GIVEN REQUEST
From the records below, pull each line that has "page".

** Start DATA TO PROCESS **

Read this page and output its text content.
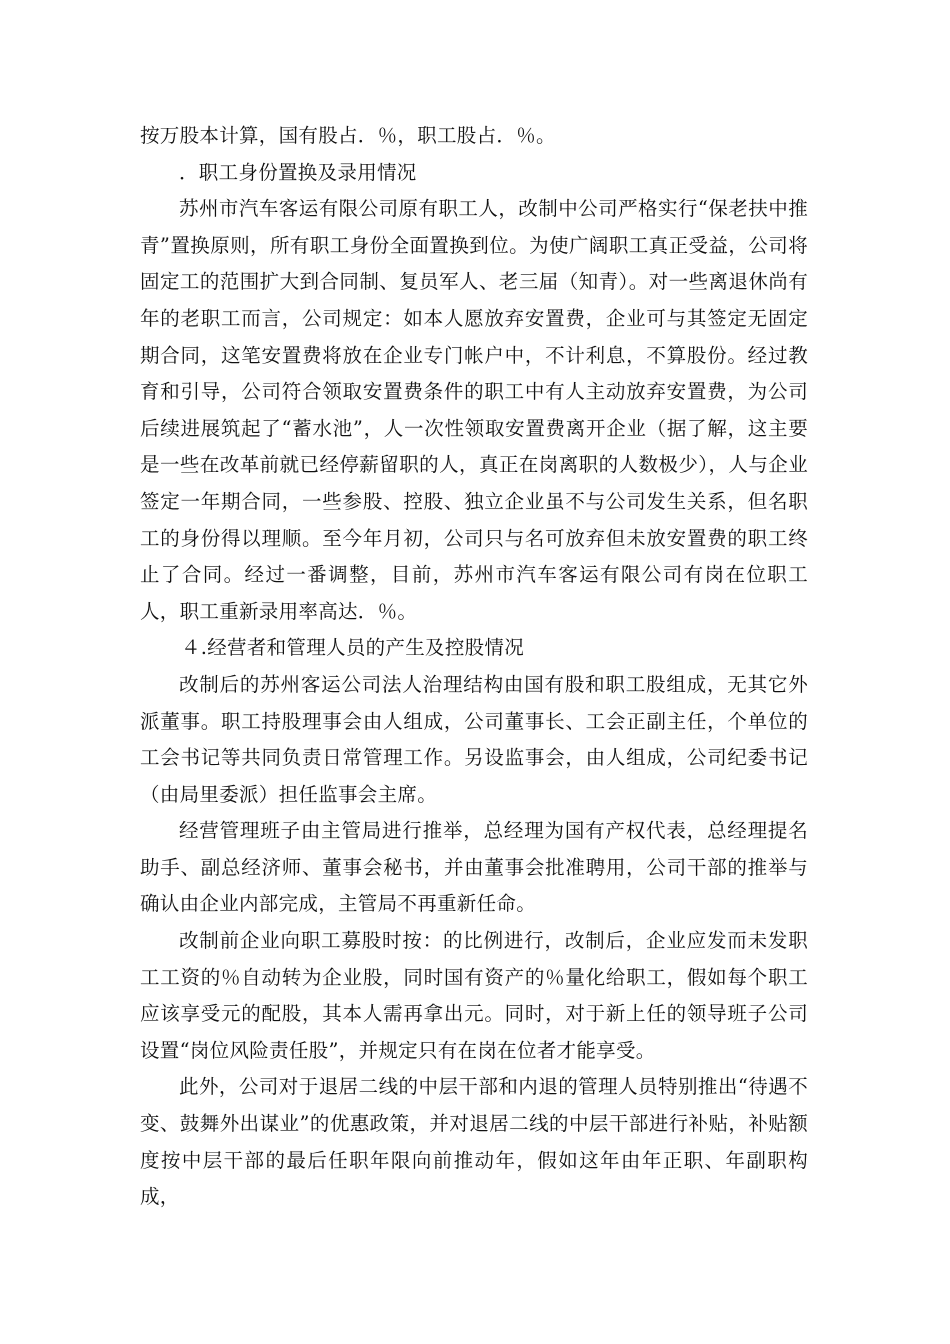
按万股本计算，国有股占．％，职工股占．％。

．职工身份置换及录用情况

苏州市汽车客运有限公司原有职工人，改制中公司严格实行“保老扶中推青”置换原则，所有职工身份全面置换到位。为使广阔职工真正受益，公司将固定工的范围扩大到合同制、复员军人、老三届（知青）。对一些离退休尚有年的老职工而言，公司规定：如本人愿放弃安置费，企业可与其签定无固定期合同，这笔安置费将放在企业专门帐户中，不计利息，不算股份。经过教育和引导，公司符合领取安置费条件的职工中有人主动放弃安置费，为公司后续进展筑起了“蓄水池”，人一次性领取安置费离开企业（据了解，这主要是一些在改革前就已经停薪留职的人，真正在岗离职的人数极少），人与企业签定一年期合同，一些参股、控股、独立企业虽不与公司发生关系，但名职工的身份得以理顺。至今年月初，公司只与名可放弃但未放安置费的职工终止了合同。经过一番调整，目前，苏州市汽车客运有限公司有岗在位职工人，职工重新录用率高达．％。

４.经营者和管理人员的产生及控股情况

改制后的苏州客运公司法人治理结构由国有股和职工股组成，无其它外派董事。职工持股理事会由人组成，公司董事长、工会正副主任，个单位的工会书记等共同负责日常管理工作。另设监事会，由人组成，公司纪委书记（由局里委派）担任监事会主席。

经营管理班子由主管局进行推举，总经理为国有产权代表，总经理提名助手、副总经济师、董事会秘书，并由董事会批准聘用，公司干部的推举与确认由企业内部完成，主管局不再重新任命。

改制前企业向职工募股时按：的比例进行，改制后，企业应发而未发职工工资的％自动转为企业股，同时国有资产的％量化给职工，假如每个职工应该享受元的配股，其本人需再拿出元。同时，对于新上任的领导班子公司设置“岗位风险责任股”，并规定只有在岗在位者才能享受。

此外，公司对于退居二线的中层干部和内退的管理人员特别推出“待遇不变、鼓舞外出谋业”的优惠政策，并对退居二线的中层干部进行补贴，补贴额度按中层干部的最后任职年限向前推动年，假如这年由年正职、年副职构成，
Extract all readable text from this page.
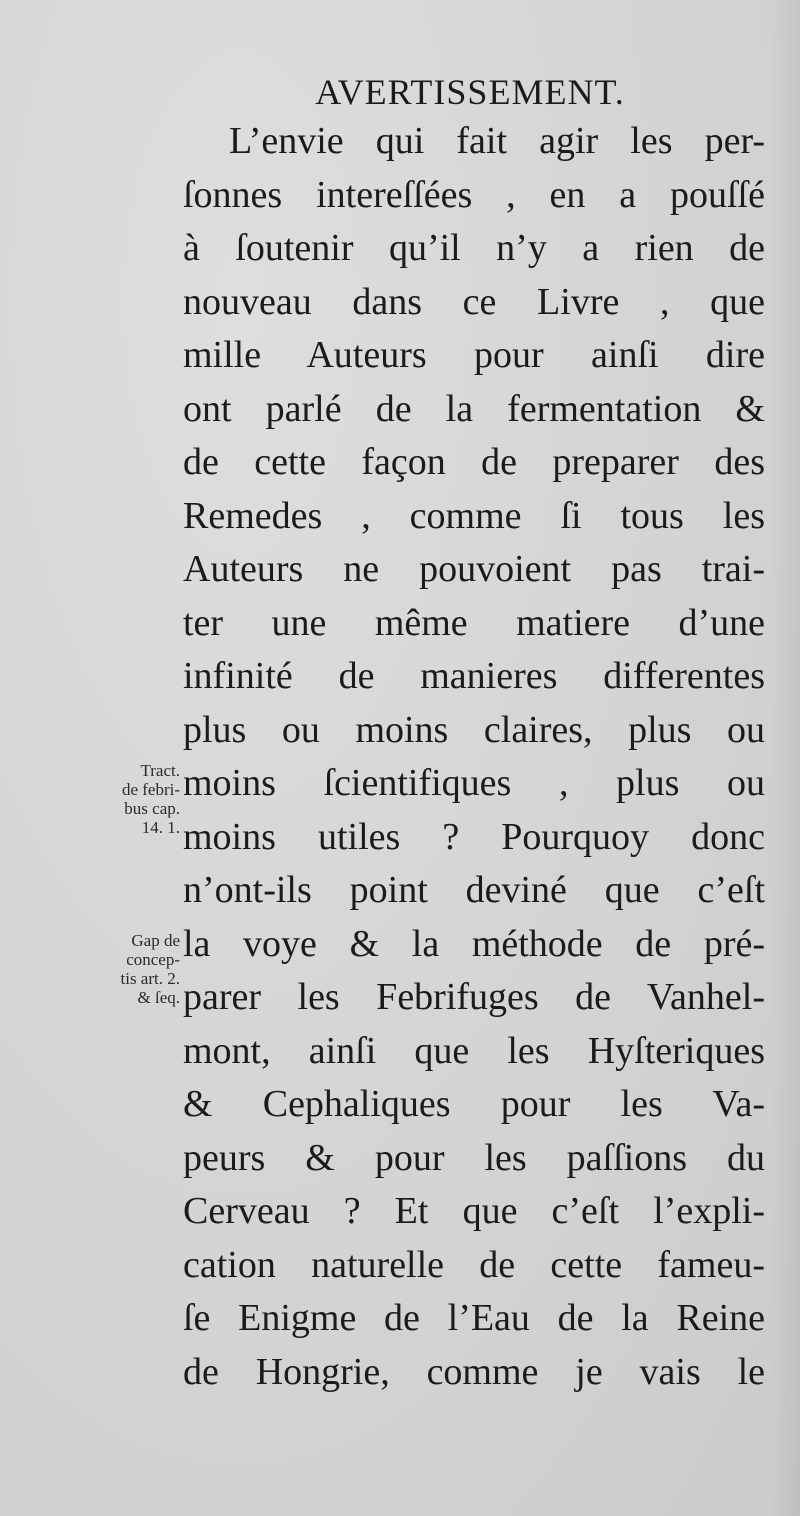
AVERTISSEMENT.
L’envie qui fait agir les per-
ſonnes intereſſées , en a pouſſé
à ſoutenir qu’il n’y a rien de
nouveau dans ce Livre , que
mille Auteurs pour ainſi dire
ont parlé de la fermentation &
de cette façon de preparer des
Remedes , comme ſi tous les
Auteurs ne pouvoient pas trai-
ter une même matiere d’une
infinité de manieres differentes
plus ou moins claires, plus ou
moins ſcientifiques , plus ou
moins utiles ? Pourquoy donc
n’ont-ils point deviné que c’eſt
la voye & la méthode de pré-
parer les Febrifuges de Vanhel-
mont, ainſi que les Hyſteriques
& Cephaliques pour les Va-
peurs & pour les paſſions du
Cerveau ? Et que c’eſt l’expli-
cation naturelle de cette fameu-
ſe Enigme de l’Eau de la Reine
de Hongrie, comme je vais le
Tract.
de febri-
bus cap.
14. 1.
Gap de
concep-
tis art. 2.
& ſeq.
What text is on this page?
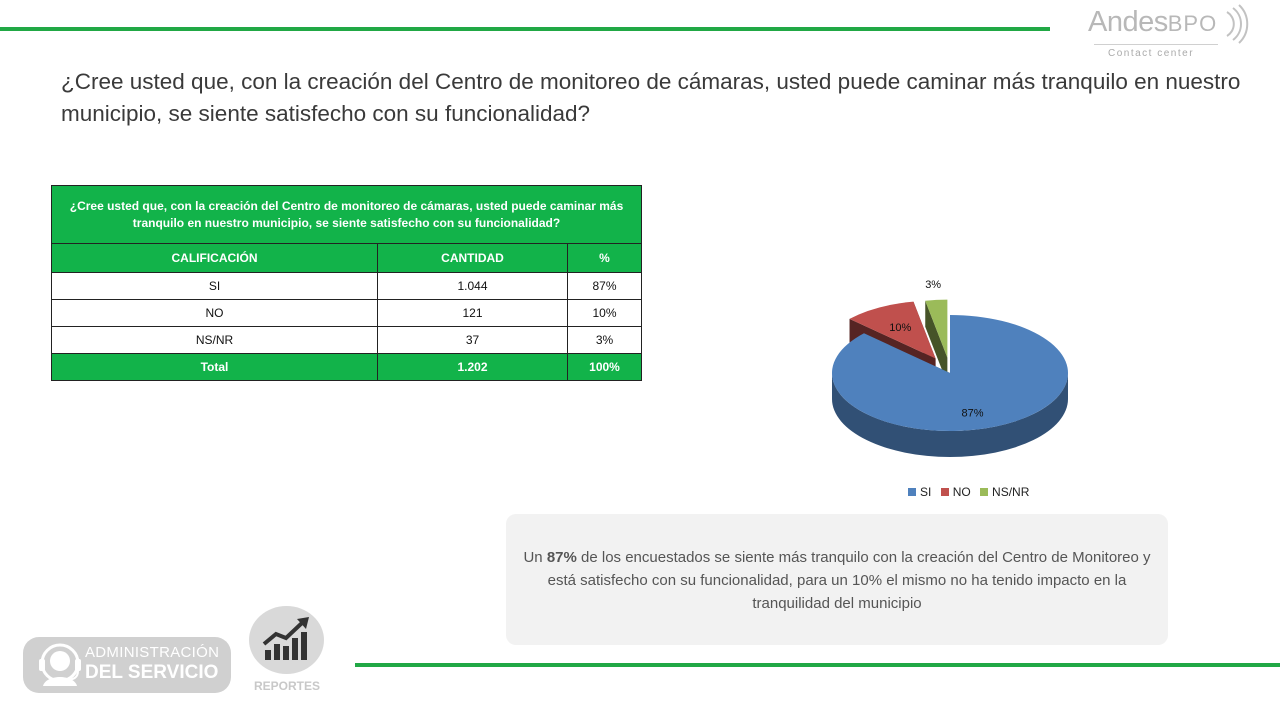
AndesBPO
Contact center
¿Cree usted que, con la creación del Centro de monitoreo de cámaras, usted puede caminar más tranquilo en nuestro municipio, se siente satisfecho con su funcionalidad?
¿Cree usted que, con la creación del Centro de monitoreo de cámaras, usted puede caminar más tranquilo en nuestro municipio, se siente satisfecho con su funcionalidad?		
CALIFICACIÓN	CANTIDAD	%
SI	1.044	87%
NO	121	10%
NS/NR	37	3%
Total	1.202	100%
87%
10%
3%
SI NO NS/NR

Un 87% de los encuestados se siente más tranquilo con la creación del Centro de Monitoreo y está satisfecho con su funcionalidad, para un 10% el mismo no ha tenido impacto en la tranquilidad del municipio

ADMINISTRACIÓN
DEL SERVICIO
REPORTES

** End DATA TO PROCESS **

WRITTEN ANSWER
Read this page and output its text content.
Extract all readable text from this page.
What text is on this page?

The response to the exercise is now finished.